(Saved entries)
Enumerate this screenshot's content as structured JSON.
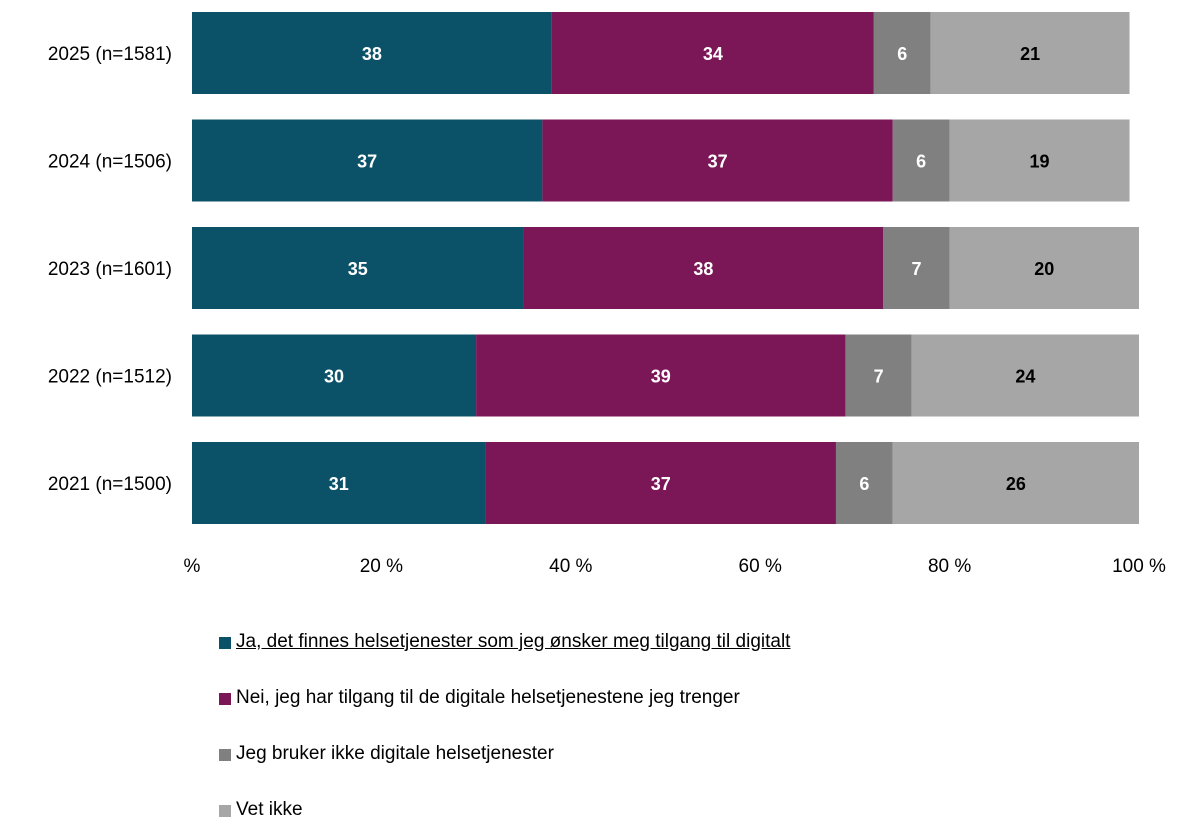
{
  "chart_data": {
    "type": "bar",
    "orientation": "horizontal",
    "stacked": true,
    "categories": [
      "2025 (n=1581)",
      "2024 (n=1506)",
      "2023 (n=1601)",
      "2022 (n=1512)",
      "2021 (n=1500)"
    ],
    "series": [
      {
        "name": "Ja, det finnes helsetjenester som jeg ønsker meg tilgang til digitalt",
        "color": "#0b5268",
        "label_color": "#ffffff",
        "values": [
          38,
          37,
          35,
          30,
          31
        ]
      },
      {
        "name": "Nei, jeg har tilgang til de digitale helsetjenestene jeg trenger",
        "color": "#7b1657",
        "label_color": "#ffffff",
        "values": [
          34,
          37,
          38,
          39,
          37
        ]
      },
      {
        "name": "Jeg bruker ikke digitale helsetjenester",
        "color": "#808080",
        "label_color": "#ffffff",
        "values": [
          6,
          6,
          7,
          7,
          6
        ]
      },
      {
        "name": "Vet ikke",
        "color": "#a6a6a6",
        "label_color": "#000000",
        "values": [
          21,
          19,
          20,
          24,
          26
        ]
      }
    ],
    "xlim": [
      0,
      100
    ],
    "xticks": [
      0,
      20,
      40,
      60,
      80,
      100
    ],
    "xtick_labels": [
      "%",
      "20 %",
      "40 %",
      "60 %",
      "80 %",
      "100 %"
    ],
    "grid": false,
    "legend_position": "bottom"
  }
}
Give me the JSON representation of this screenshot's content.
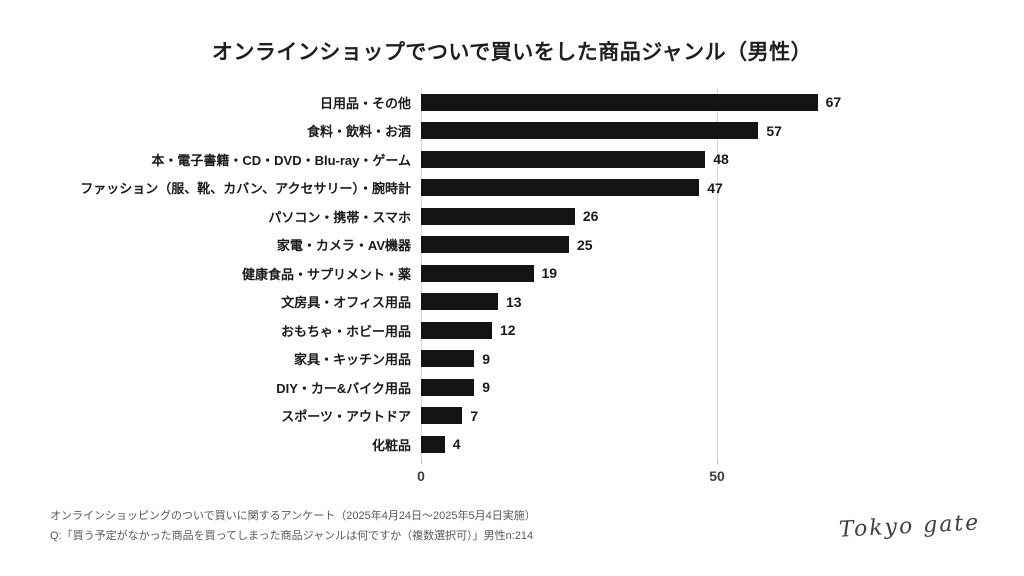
{
  "title": "オンラインショップでついで買いをした商品ジャンル（男性）",
  "chart_data": {
    "type": "bar",
    "orientation": "horizontal",
    "title": "オンラインショップでついで買いをした商品ジャンル（男性）",
    "categories": [
      "日用品・その他",
      "食料・飲料・お酒",
      "本・電子書籍・CD・DVD・Blu-ray・ゲーム",
      "ファッション（服、靴、カバン、アクセサリー）・腕時計",
      "パソコン・携帯・スマホ",
      "家電・カメラ・AV機器",
      "健康食品・サプリメント・薬",
      "文房具・オフィス用品",
      "おもちゃ・ホビー用品",
      "家具・キッチン用品",
      "DIY・カー&バイク用品",
      "スポーツ・アウトドア",
      "化粧品"
    ],
    "values": [
      67,
      57,
      48,
      47,
      26,
      25,
      19,
      13,
      12,
      9,
      9,
      7,
      4
    ],
    "x_ticks": [
      "0",
      "50"
    ],
    "xlim": [
      0,
      93
    ],
    "xlabel": "",
    "ylabel": "",
    "grid": "vertical-only",
    "legend": "none",
    "bar_color": "#141414",
    "gridline_color": "#d9d9d9"
  },
  "footer": {
    "line1": "オンラインショッピングのついで買いに関するアンケート（2025年4月24日〜2025年5月4日実施）",
    "line2": "Q:「買う予定がなかった商品を買ってしまった商品ジャンルは何ですか（複数選択可）」男性n:214"
  },
  "logo": "Tokyo gate"
}
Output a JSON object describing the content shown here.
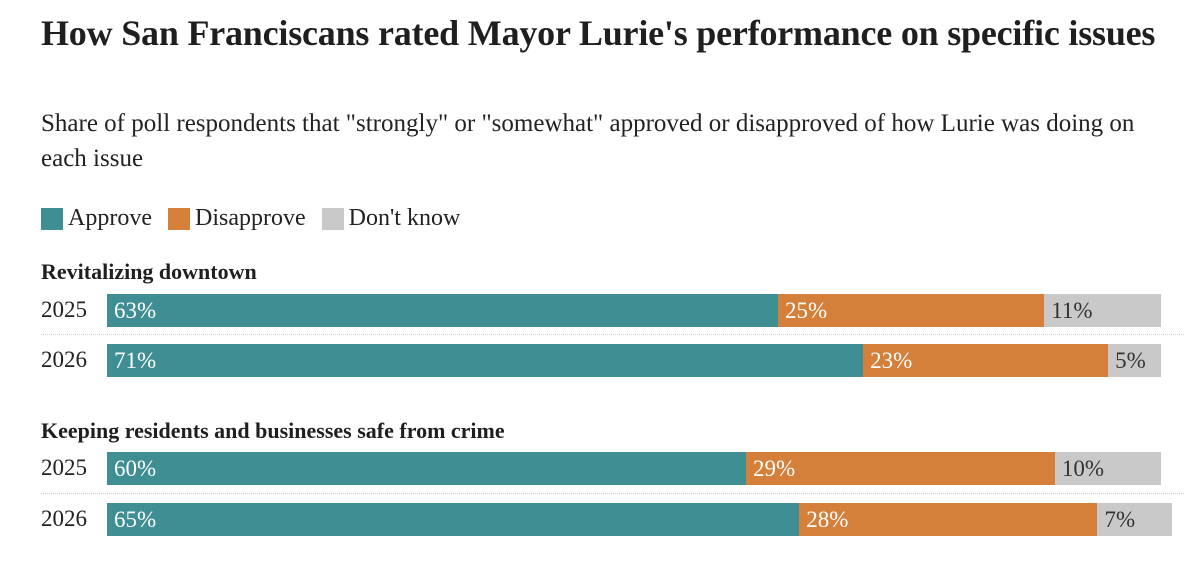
{
  "title": "How San Franciscans rated Mayor Lurie's performance on specific issues",
  "subtitle": "Share of poll respondents that \"strongly\" or \"somewhat\" approved or disapproved of how Lurie was doing on each issue",
  "legend": [
    {
      "label": "Approve",
      "color": "#3f8e93"
    },
    {
      "label": "Disapprove",
      "color": "#d4803a"
    },
    {
      "label": "Don't know",
      "color": "#c9c9c9"
    }
  ],
  "chart_data": {
    "type": "bar",
    "stacked": true,
    "orientation": "horizontal",
    "groups": [
      {
        "name": "Revitalizing downtown",
        "rows": [
          {
            "year": "2025",
            "values": [
              63,
              25,
              11
            ],
            "labels": [
              "63%",
              "25%",
              "11%"
            ]
          },
          {
            "year": "2026",
            "values": [
              71,
              23,
              5
            ],
            "labels": [
              "71%",
              "23%",
              "5%"
            ]
          }
        ]
      },
      {
        "name": "Keeping residents and businesses safe from crime",
        "rows": [
          {
            "year": "2025",
            "values": [
              60,
              29,
              10
            ],
            "labels": [
              "60%",
              "29%",
              "10%"
            ]
          },
          {
            "year": "2026",
            "values": [
              65,
              28,
              7
            ],
            "labels": [
              "65%",
              "28%",
              "7%"
            ]
          }
        ]
      }
    ],
    "series": [
      "Approve",
      "Disapprove",
      "Don't know"
    ],
    "colors": [
      "#3f8e93",
      "#d4803a",
      "#c9c9c9"
    ],
    "label_colors": [
      "#ffffff",
      "#ffffff",
      "#333333"
    ]
  }
}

> [Objective]: Every line should be retyped exactly, with the pictures omitted.

> [Output of the exercise]:
Enumerate this screenshot's content as structured JSON.
{
  "chart_data": {
    "type": "bar",
    "orientation": "horizontal",
    "stacked": true,
    "categories": [
      "2025 (n=1581)",
      "2024 (n=1506)",
      "2023 (n=1601)",
      "2022 (n=1512)",
      "2021 (n=1500)"
    ],
    "series": [
      {
        "name": "Ja, det finnes helsetjenester som jeg ønsker meg tilgang til digitalt",
        "color": "#0b5268",
        "label_color": "#ffffff",
        "values": [
          38,
          37,
          35,
          30,
          31
        ]
      },
      {
        "name": "Nei, jeg har tilgang til de digitale helsetjenestene jeg trenger",
        "color": "#7b1657",
        "label_color": "#ffffff",
        "values": [
          34,
          37,
          38,
          39,
          37
        ]
      },
      {
        "name": "Jeg bruker ikke digitale helsetjenester",
        "color": "#808080",
        "label_color": "#ffffff",
        "values": [
          6,
          6,
          7,
          7,
          6
        ]
      },
      {
        "name": "Vet ikke",
        "color": "#a6a6a6",
        "label_color": "#000000",
        "values": [
          21,
          19,
          20,
          24,
          26
        ]
      }
    ],
    "xlim": [
      0,
      100
    ],
    "xticks": [
      0,
      20,
      40,
      60,
      80,
      100
    ],
    "xtick_labels": [
      "%",
      "20 %",
      "40 %",
      "60 %",
      "80 %",
      "100 %"
    ],
    "grid": false,
    "legend_position": "bottom"
  }
}
Give me the JSON representation of this screenshot's content.
{
  "title": "オンラインショップでついで買いをした商品ジャンル（男性）",
  "chart_data": {
    "type": "bar",
    "orientation": "horizontal",
    "title": "オンラインショップでついで買いをした商品ジャンル（男性）",
    "categories": [
      "日用品・その他",
      "食料・飲料・お酒",
      "本・電子書籍・CD・DVD・Blu-ray・ゲーム",
      "ファッション（服、靴、カバン、アクセサリー）・腕時計",
      "パソコン・携帯・スマホ",
      "家電・カメラ・AV機器",
      "健康食品・サプリメント・薬",
      "文房具・オフィス用品",
      "おもちゃ・ホビー用品",
      "家具・キッチン用品",
      "DIY・カー&バイク用品",
      "スポーツ・アウトドア",
      "化粧品"
    ],
    "values": [
      67,
      57,
      48,
      47,
      26,
      25,
      19,
      13,
      12,
      9,
      9,
      7,
      4
    ],
    "x_ticks": [
      "0",
      "50"
    ],
    "xlim": [
      0,
      93
    ],
    "xlabel": "",
    "ylabel": "",
    "grid": "vertical-only",
    "legend": "none",
    "bar_color": "#141414",
    "gridline_color": "#d9d9d9"
  },
  "footer": {
    "line1": "オンラインショッピングのついで買いに関するアンケート（2025年4月24日〜2025年5月4日実施）",
    "line2": "Q:「買う予定がなかった商品を買ってしまった商品ジャンルは何ですか（複数選択可）」男性n:214"
  },
  "logo": "Tokyo gate"
}
Output a JSON object describing the content shown here.
{
  "title": "How San Franciscans rated Mayor Lurie's performance on specific issues",
  "subtitle": "Share of poll respondents that \"strongly\" or \"somewhat\" approved or disapproved of how Lurie was doing on each issue",
  "legend": [
    {
      "label": "Approve",
      "color": "#3f8e93"
    },
    {
      "label": "Disapprove",
      "color": "#d4803a"
    },
    {
      "label": "Don't know",
      "color": "#c9c9c9"
    }
  ],
  "chart_data": {
    "type": "bar",
    "stacked": true,
    "orientation": "horizontal",
    "groups": [
      {
        "name": "Revitalizing downtown",
        "rows": [
          {
            "year": "2025",
            "values": [
              63,
              25,
              11
            ],
            "labels": [
              "63%",
              "25%",
              "11%"
            ]
          },
          {
            "year": "2026",
            "values": [
              71,
              23,
              5
            ],
            "labels": [
              "71%",
              "23%",
              "5%"
            ]
          }
        ]
      },
      {
        "name": "Keeping residents and businesses safe from crime",
        "rows": [
          {
            "year": "2025",
            "values": [
              60,
              29,
              10
            ],
            "labels": [
              "60%",
              "29%",
              "10%"
            ]
          },
          {
            "year": "2026",
            "values": [
              65,
              28,
              7
            ],
            "labels": [
              "65%",
              "28%",
              "7%"
            ]
          }
        ]
      }
    ],
    "series": [
      "Approve",
      "Disapprove",
      "Don't know"
    ],
    "colors": [
      "#3f8e93",
      "#d4803a",
      "#c9c9c9"
    ],
    "label_colors": [
      "#ffffff",
      "#ffffff",
      "#333333"
    ]
  }
}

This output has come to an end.